## Start EXERCISE DATA

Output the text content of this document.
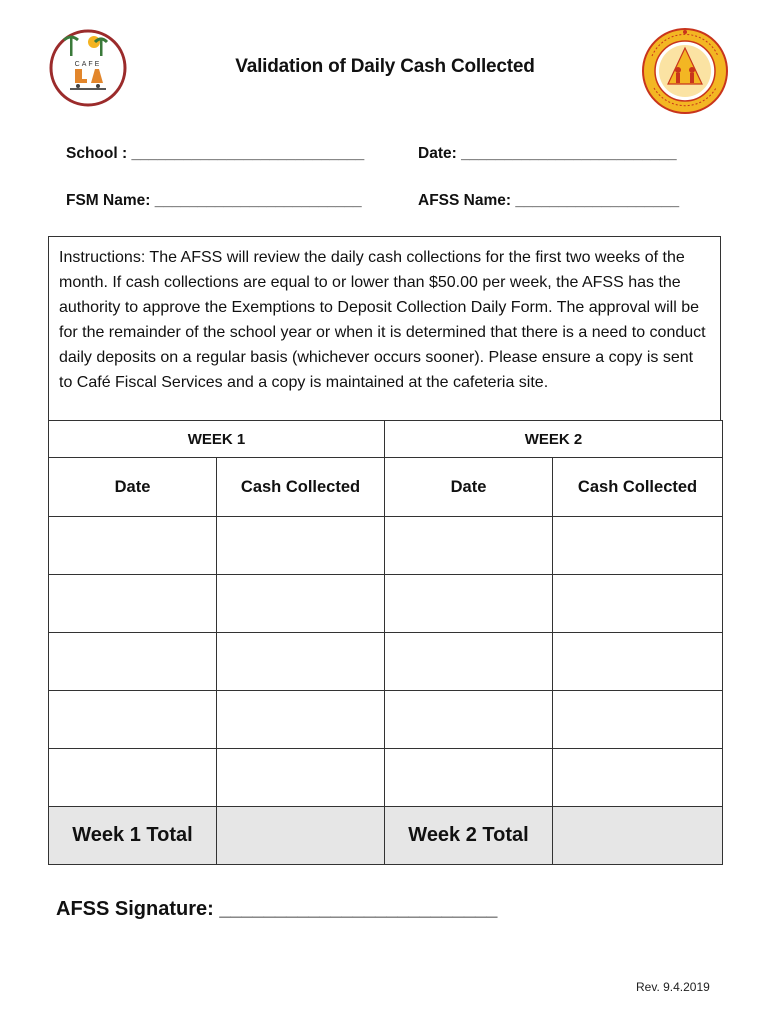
CAFE	Validation of Daily Cash Collected
School : ___________________________	Date: _________________________
FSM Name: ________________________	AFSS Name: ___________________
Instructions: The AFSS will review the daily cash collections for the first two weeks of the month. If cash collections are equal to or lower than $50.00 per week, the AFSS has the authority to approve the Exemptions to Deposit Collection Daily Form. The approval will be for the remainder of the school year or when it is determined that there is a need to conduct daily deposits on a regular basis (whichever occurs sooner). Please ensure a copy is sent to Café Fiscal Services and a copy is maintained at the cafeteria site.
WEEK 1		WEEK 2	
Date	Cash Collected	Date	Cash Collected

Week 1 Total		Week 2 Total	
AFSS Signature: _________________________
Rev. 9.4.2019
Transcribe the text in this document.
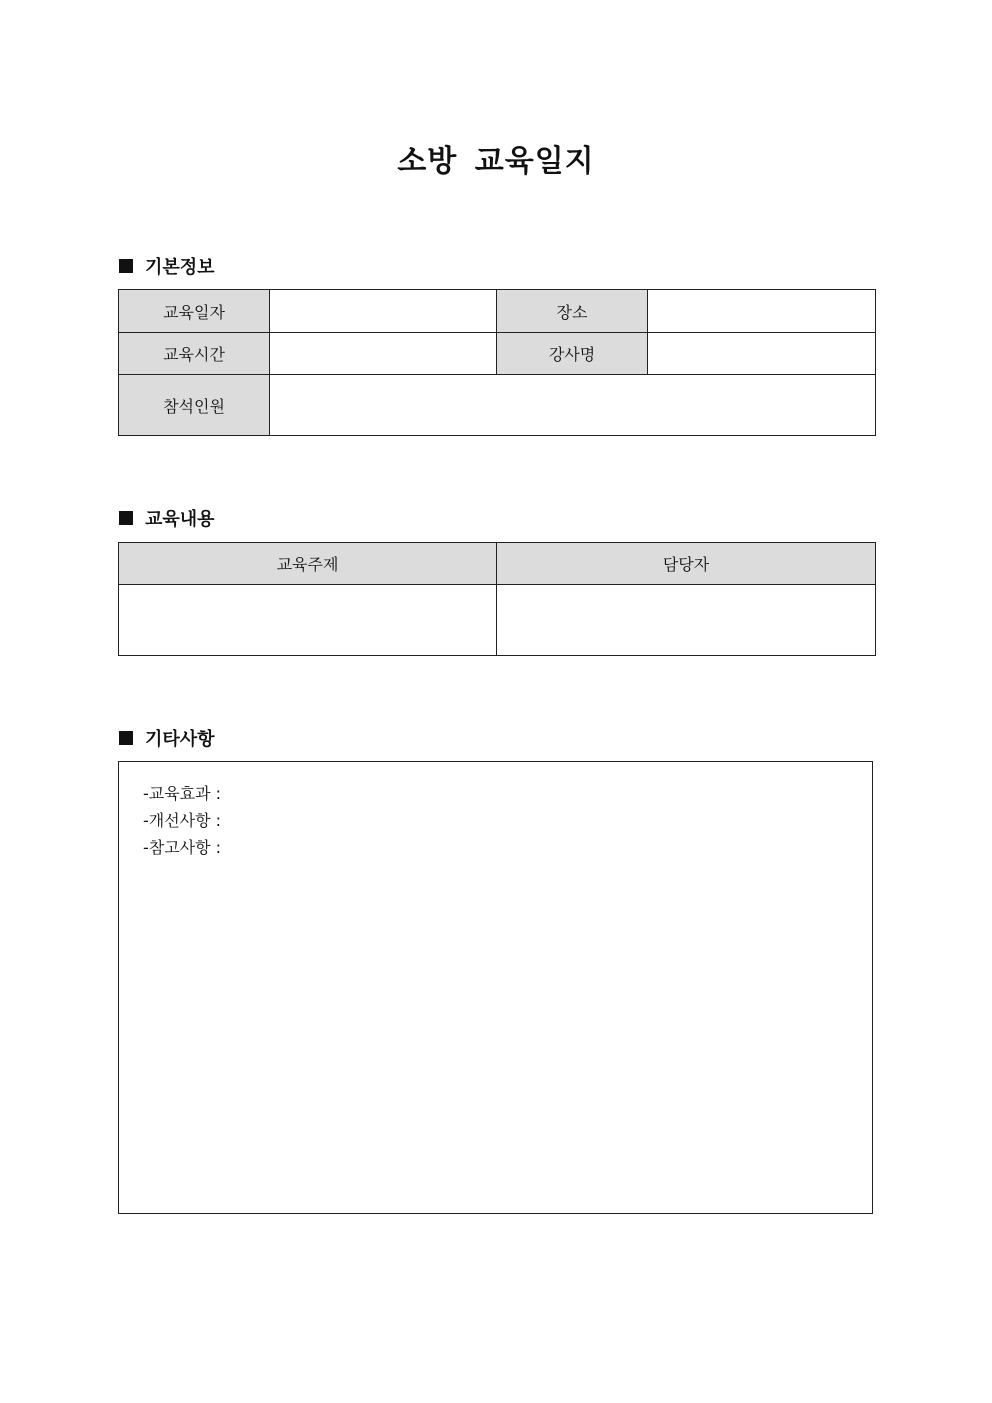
소방 교육일지
기본정보
교육일자		장소	
교육시간		강사명	
참석인원			
교육내용
교육주제	담당자

기타사항
-교육효과 :
-개선사항 :
-참고사항 :
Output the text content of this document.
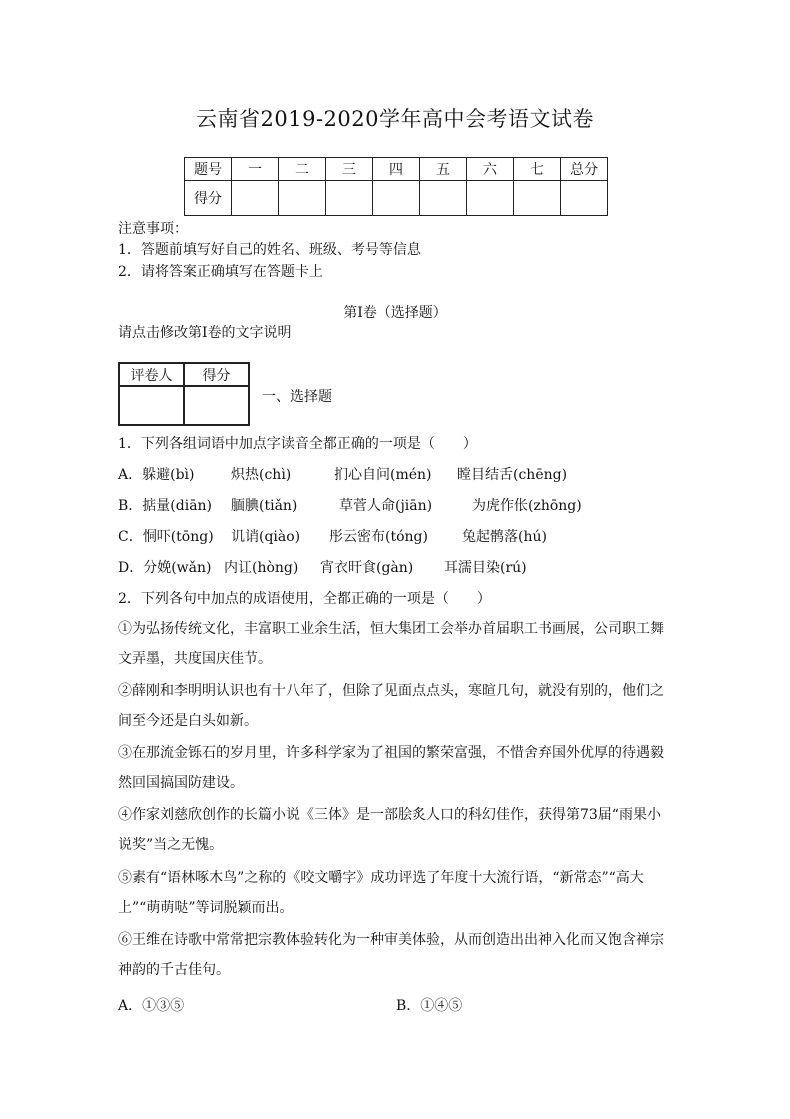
云南省2019-2020学年高中会考语文试卷
题号	一	二	三	四	五	六	七	总分
得分								
注意事项：
1．答题前填写好自己的姓名、班级、考号等信息
2．请将答案正确填写在答题卡上
第I卷（选择题）
请点击修改第I卷的文字说明
评卷人	得分

一、选择题
1．下列各组词语中加点字读音全都正确的一项是（　　）
A．躲避(bì)	炽热(chì)	扪心自问(mén) 瞠目结舌(chēng)
B．掂量(diān) 腼腆(tiǎn)	草菅人命(jiān)	为虎作伥(zhōng)
C．恫吓(tōng) 讥诮(qiào) 彤云密布(tóng) 兔起鹘落(hú)
D．分娩(wǎn) 内讧(hòng) 宵衣旰食(gàn) 耳濡目染(rú)
2．下列各句中加点的成语使用，全都正确的一项是（　　）
①为弘扬传统文化，丰富职工业余生活，恒大集团工会举办首届职工书画展，公司职工舞
文弄墨，共度国庆佳节。
②薛刚和李明明认识也有十八年了，但除了见面点点头，寒暄几句，就没有别的，他们之
间至今还是白头如新。
③在那流金铄石的岁月里，许多科学家为了祖国的繁荣富强，不惜舍弃国外优厚的待遇毅
然回国搞国防建设。
④作家刘慈欣创作的长篇小说《三体》是一部脍炙人口的科幻佳作，获得第73届“雨果小
说奖”当之无愧。
⑤素有“语林啄木鸟”之称的《咬文嚼字》成功评选了年度十大流行语，“新常态”“高大
上”“萌萌哒”等词脱颖而出。
⑥王维在诗歌中常常把宗教体验转化为一种审美体验，从而创造出出神入化而又饱含禅宗
神韵的千古佳句。
A．①③⑤	B．①④⑤
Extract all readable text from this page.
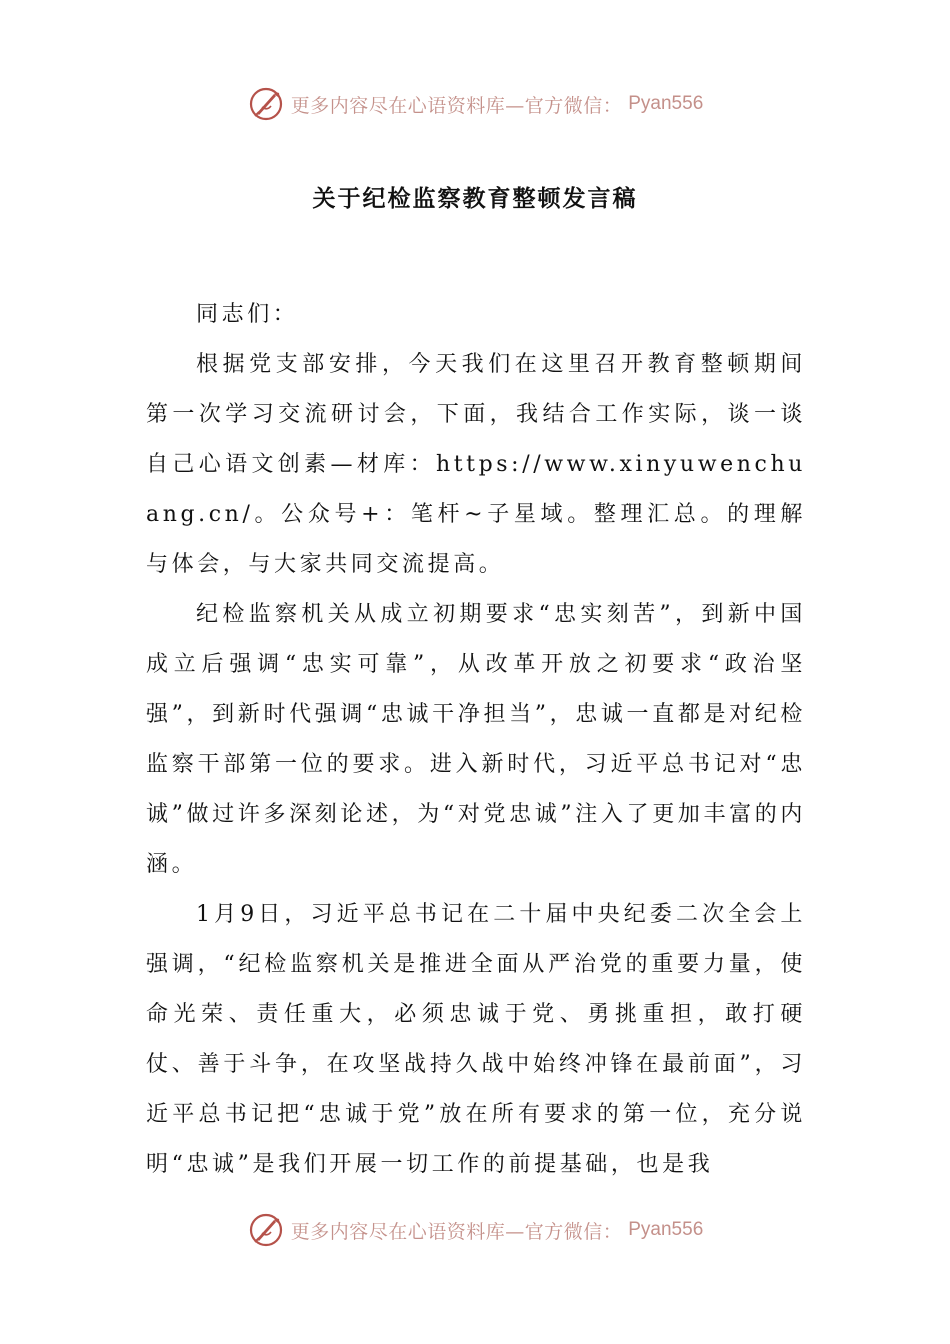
更多内容尽在心语资料库—官方微信： Pyan556
关于纪检监察教育整顿发言稿

同志们：

根据党支部安排，今天我们在这里召开教育整顿期间第一次学习交流研讨会，下面，我结合工作实际，谈一谈自己心语文创素—材库：https://www.xinyuwenchuang.cn/。公众号+：笔杆~子星域。整理汇总。的理解与体会，与大家共同交流提高。

纪检监察机关从成立初期要求“忠实刻苦”，到新中国成立后强调“忠实可靠”，从改革开放之初要求“政治坚强”，到新时代强调“忠诚干净担当”，忠诚一直都是对纪检监察干部第一位的要求。进入新时代，习近平总书记对“忠诚”做过许多深刻论述，为“对党忠诚”注入了更加丰富的内涵。

1月9日，习近平总书记在二十届中央纪委二次全会上强调，“纪检监察机关是推进全面从严治党的重要力量，使命光荣、责任重大，必须忠诚于党、勇挑重担，敢打硬仗、善于斗争，在攻坚战持久战中始终冲锋在最前面”，习近平总书记把“忠诚于党”放在所有要求的第一位，充分说明“忠诚”是我们开展一切工作的前提基础，也是我

更多内容尽在心语资料库—官方微信： Pyan556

## End EXERCISE DATA

(TASK DETAILS): Except for the pictures, print the data above exactly.

(COMPLETED EXERCISE):
Output the text content of this document.
CAFE	Validation of Daily Cash Collected
School : ___________________________	Date: _________________________
FSM Name: ________________________	AFSS Name: ___________________
Instructions: The AFSS will review the daily cash collections for the first two weeks of the month. If cash collections are equal to or lower than $50.00 per week, the AFSS has the authority to approve the Exemptions to Deposit Collection Daily Form. The approval will be for the remainder of the school year or when it is determined that there is a need to conduct daily deposits on a regular basis (whichever occurs sooner). Please ensure a copy is sent to Café Fiscal Services and a copy is maintained at the cafeteria site.
WEEK 1		WEEK 2	
Date	Cash Collected	Date	Cash Collected

Week 1 Total		Week 2 Total	
AFSS Signature: _________________________
Rev. 9.4.2019
Transcribe the text in this document.
소방 교육일지
기본정보
교육일자		장소	
교육시간		강사명	
참석인원			
교육내용
교육주제	담당자

기타사항
-교육효과 :
-개선사항 :
-참고사항 :
Output the text content of this document.
云南省2019-2020学年高中会考语文试卷
题号	一	二	三	四	五	六	七	总分
得分								
注意事项：
1．答题前填写好自己的姓名、班级、考号等信息
2．请将答案正确填写在答题卡上
第I卷（选择题）
请点击修改第I卷的文字说明
评卷人	得分

一、选择题
1．下列各组词语中加点字读音全都正确的一项是（　　）
A．躲避(bì)	炽热(chì)	扪心自问(mén) 瞠目结舌(chēng)
B．掂量(diān) 腼腆(tiǎn)	草菅人命(jiān)	为虎作伥(zhōng)
C．恫吓(tōng) 讥诮(qiào) 彤云密布(tóng) 兔起鹘落(hú)
D．分娩(wǎn) 内讧(hòng) 宵衣旰食(gàn) 耳濡目染(rú)
2．下列各句中加点的成语使用，全都正确的一项是（　　）
①为弘扬传统文化，丰富职工业余生活，恒大集团工会举办首届职工书画展，公司职工舞
文弄墨，共度国庆佳节。
②薛刚和李明明认识也有十八年了，但除了见面点点头，寒暄几句，就没有别的，他们之
间至今还是白头如新。
③在那流金铄石的岁月里，许多科学家为了祖国的繁荣富强，不惜舍弃国外优厚的待遇毅
然回国搞国防建设。
④作家刘慈欣创作的长篇小说《三体》是一部脍炙人口的科幻佳作，获得第73届“雨果小
说奖”当之无愧。
⑤素有“语林啄木鸟”之称的《咬文嚼字》成功评选了年度十大流行语，“新常态”“高大
上”“萌萌哒”等词脱颖而出。
⑥王维在诗歌中常常把宗教体验转化为一种审美体验，从而创造出出神入化而又饱含禅宗
神韵的千古佳句。
A．①③⑤	B．①④⑤
Extract all readable text from this page.
更多内容尽在心语资料库—官方微信： Pyan556
关于纪检监察教育整顿发言稿

同志们：

根据党支部安排，今天我们在这里召开教育整顿期间第一次学习交流研讨会，下面，我结合工作实际，谈一谈自己心语文创素—材库：https://www.xinyuwenchuang.cn/。公众号+：笔杆~子星域。整理汇总。的理解与体会，与大家共同交流提高。

纪检监察机关从成立初期要求“忠实刻苦”，到新中国成立后强调“忠实可靠”，从改革开放之初要求“政治坚强”，到新时代强调“忠诚干净担当”，忠诚一直都是对纪检监察干部第一位的要求。进入新时代，习近平总书记对“忠诚”做过许多深刻论述，为“对党忠诚”注入了更加丰富的内涵。

1月9日，习近平总书记在二十届中央纪委二次全会上强调，“纪检监察机关是推进全面从严治党的重要力量，使命光荣、责任重大，必须忠诚于党、勇挑重担，敢打硬仗、善于斗争，在攻坚战持久战中始终冲锋在最前面”，习近平总书记把“忠诚于党”放在所有要求的第一位，充分说明“忠诚”是我们开展一切工作的前提基础，也是我

更多内容尽在心语资料库—官方微信： Pyan556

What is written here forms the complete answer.